→ **STATED EXERCISE**
Of all the lines in the data below, how many contain "Volume"? Report that number alone.

▬▬▬▬▬▬▬▬▬▬

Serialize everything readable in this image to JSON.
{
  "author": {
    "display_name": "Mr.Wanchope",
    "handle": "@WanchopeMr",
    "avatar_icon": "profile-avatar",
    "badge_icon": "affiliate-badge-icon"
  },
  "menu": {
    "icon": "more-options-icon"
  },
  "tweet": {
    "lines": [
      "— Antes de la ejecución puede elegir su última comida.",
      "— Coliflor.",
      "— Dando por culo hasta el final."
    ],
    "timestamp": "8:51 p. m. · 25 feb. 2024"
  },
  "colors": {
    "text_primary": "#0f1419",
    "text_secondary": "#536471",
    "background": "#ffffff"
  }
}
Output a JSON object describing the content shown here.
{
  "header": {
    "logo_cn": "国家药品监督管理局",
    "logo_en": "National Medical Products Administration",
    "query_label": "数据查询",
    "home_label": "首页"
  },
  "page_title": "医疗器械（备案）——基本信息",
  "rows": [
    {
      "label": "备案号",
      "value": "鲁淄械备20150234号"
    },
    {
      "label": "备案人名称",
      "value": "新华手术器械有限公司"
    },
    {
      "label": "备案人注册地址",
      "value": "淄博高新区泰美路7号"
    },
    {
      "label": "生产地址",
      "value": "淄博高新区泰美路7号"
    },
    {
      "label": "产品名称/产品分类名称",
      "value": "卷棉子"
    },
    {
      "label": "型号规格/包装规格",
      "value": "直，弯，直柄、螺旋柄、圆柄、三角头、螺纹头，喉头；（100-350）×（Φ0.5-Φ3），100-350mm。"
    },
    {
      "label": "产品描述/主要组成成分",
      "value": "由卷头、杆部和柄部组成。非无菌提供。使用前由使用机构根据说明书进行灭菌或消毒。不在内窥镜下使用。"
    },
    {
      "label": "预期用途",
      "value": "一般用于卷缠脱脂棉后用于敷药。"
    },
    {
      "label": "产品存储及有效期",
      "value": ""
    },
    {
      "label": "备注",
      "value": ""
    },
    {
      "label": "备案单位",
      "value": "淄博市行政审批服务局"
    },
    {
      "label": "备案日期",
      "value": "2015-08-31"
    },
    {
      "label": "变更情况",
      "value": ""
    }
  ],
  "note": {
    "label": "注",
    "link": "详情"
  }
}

▬▬▬▬▬▬▬▬▬▬

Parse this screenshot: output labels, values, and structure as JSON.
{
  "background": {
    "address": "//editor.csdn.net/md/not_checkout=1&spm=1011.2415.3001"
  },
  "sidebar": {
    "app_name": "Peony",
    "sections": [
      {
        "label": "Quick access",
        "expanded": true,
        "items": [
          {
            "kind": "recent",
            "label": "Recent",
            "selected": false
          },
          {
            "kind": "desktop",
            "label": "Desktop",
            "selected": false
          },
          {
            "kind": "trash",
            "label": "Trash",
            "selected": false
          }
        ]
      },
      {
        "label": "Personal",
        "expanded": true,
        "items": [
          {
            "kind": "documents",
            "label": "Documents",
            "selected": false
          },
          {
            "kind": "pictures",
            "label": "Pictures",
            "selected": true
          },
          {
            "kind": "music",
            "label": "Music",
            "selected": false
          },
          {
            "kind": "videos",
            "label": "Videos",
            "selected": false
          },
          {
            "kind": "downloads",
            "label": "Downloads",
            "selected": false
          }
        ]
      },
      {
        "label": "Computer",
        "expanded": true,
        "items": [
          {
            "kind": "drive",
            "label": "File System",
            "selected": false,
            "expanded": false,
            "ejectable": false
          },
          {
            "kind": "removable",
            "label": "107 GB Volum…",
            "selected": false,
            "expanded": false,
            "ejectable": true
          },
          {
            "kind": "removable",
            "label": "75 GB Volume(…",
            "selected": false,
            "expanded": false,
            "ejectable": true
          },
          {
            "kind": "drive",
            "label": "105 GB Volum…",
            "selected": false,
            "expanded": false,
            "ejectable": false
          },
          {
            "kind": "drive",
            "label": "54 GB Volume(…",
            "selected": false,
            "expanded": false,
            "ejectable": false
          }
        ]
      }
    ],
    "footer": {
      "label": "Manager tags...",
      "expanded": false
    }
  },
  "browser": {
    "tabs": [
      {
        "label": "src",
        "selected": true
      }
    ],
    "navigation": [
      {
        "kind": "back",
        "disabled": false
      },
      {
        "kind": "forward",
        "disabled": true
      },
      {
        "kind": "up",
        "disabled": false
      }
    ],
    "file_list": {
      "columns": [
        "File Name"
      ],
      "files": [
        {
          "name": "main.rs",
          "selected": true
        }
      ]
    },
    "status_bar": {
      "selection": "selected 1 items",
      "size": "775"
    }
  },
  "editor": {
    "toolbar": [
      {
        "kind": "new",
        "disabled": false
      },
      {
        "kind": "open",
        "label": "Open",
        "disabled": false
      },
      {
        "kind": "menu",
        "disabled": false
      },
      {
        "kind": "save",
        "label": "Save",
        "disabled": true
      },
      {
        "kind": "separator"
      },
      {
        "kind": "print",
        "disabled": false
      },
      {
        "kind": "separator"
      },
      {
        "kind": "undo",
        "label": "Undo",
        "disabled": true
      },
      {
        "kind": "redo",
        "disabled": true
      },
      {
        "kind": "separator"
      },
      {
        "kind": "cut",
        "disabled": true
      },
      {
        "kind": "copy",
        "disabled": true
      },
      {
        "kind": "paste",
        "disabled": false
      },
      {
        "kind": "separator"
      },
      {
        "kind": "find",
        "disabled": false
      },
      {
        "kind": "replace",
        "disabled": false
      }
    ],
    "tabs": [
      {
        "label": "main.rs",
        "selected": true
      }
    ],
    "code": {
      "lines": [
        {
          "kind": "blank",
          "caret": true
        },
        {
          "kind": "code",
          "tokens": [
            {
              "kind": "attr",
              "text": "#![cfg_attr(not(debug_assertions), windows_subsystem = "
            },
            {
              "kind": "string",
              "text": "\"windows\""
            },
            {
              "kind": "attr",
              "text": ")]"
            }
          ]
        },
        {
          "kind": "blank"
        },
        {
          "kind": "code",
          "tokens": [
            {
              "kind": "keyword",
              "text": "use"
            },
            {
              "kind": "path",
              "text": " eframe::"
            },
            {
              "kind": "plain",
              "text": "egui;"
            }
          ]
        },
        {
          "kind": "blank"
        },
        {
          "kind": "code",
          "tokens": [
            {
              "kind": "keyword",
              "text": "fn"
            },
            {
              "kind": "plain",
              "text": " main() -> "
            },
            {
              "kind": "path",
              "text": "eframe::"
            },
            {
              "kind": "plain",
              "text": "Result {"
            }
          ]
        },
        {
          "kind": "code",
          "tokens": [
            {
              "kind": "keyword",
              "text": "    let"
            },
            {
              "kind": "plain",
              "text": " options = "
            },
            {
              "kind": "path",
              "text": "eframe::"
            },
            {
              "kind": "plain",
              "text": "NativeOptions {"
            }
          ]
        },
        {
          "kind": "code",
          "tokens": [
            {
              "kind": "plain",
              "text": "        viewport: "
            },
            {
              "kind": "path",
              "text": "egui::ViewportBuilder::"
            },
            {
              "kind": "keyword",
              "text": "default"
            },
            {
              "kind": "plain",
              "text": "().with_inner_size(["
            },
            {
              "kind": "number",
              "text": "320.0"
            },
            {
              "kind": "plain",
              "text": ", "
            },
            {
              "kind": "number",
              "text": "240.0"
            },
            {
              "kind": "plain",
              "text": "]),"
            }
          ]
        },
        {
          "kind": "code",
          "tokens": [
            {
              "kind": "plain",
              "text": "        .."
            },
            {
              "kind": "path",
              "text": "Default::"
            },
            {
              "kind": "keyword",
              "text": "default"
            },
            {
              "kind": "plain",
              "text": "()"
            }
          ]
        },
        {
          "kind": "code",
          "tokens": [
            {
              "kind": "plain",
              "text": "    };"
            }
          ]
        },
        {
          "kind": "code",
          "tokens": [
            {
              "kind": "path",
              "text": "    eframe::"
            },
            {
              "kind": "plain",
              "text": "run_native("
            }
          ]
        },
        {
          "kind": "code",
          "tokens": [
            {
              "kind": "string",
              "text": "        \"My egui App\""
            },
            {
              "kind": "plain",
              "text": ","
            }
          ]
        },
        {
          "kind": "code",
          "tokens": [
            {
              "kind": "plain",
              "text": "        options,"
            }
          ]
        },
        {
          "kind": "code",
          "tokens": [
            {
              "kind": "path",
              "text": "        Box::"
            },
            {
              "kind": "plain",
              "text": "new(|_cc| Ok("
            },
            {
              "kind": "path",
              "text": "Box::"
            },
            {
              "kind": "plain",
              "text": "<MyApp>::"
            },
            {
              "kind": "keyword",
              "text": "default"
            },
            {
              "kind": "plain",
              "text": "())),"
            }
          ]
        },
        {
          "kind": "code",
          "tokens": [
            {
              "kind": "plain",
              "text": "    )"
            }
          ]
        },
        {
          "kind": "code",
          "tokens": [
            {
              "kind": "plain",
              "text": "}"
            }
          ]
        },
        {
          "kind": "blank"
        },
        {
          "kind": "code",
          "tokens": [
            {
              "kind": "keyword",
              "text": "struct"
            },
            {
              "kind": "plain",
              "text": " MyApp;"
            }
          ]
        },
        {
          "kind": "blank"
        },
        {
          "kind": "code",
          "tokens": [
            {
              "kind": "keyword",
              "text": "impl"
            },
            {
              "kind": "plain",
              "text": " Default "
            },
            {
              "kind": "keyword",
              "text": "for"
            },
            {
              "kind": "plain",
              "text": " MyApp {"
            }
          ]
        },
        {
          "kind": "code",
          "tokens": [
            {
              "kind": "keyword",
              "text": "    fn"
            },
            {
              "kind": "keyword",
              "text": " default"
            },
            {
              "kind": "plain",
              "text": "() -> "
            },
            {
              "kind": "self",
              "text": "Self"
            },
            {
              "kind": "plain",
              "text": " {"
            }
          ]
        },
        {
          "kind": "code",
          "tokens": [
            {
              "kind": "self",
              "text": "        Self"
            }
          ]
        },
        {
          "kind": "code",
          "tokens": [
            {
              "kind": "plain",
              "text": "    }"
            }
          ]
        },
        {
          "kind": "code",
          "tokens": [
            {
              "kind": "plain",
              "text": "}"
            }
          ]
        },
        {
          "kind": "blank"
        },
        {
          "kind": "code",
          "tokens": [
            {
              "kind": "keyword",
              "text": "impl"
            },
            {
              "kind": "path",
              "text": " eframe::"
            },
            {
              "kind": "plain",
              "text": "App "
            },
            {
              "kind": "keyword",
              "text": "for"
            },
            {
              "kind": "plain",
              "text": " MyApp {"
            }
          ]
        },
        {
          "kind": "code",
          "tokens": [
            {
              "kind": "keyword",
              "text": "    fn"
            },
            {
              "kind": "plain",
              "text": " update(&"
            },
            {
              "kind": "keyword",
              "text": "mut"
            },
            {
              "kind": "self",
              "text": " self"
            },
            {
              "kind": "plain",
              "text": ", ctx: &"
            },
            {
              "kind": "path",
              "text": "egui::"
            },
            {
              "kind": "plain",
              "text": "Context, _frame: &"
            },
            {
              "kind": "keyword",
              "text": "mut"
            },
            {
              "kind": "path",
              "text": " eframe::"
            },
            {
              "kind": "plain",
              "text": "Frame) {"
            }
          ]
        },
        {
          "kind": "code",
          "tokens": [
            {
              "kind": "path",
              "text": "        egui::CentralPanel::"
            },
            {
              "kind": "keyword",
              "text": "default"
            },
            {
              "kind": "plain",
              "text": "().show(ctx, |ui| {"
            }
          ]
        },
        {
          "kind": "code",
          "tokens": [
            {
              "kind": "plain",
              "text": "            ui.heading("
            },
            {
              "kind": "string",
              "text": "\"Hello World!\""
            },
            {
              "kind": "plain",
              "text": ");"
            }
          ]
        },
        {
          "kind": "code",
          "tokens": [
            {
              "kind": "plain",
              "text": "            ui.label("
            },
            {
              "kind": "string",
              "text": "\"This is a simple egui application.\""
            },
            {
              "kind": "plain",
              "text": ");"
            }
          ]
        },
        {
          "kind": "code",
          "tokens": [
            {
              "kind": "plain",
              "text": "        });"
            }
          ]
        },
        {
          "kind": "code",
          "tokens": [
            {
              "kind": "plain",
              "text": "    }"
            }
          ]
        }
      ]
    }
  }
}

▬▬▬▬▬▬▬▬▬▬

→ **SOLUTION**
2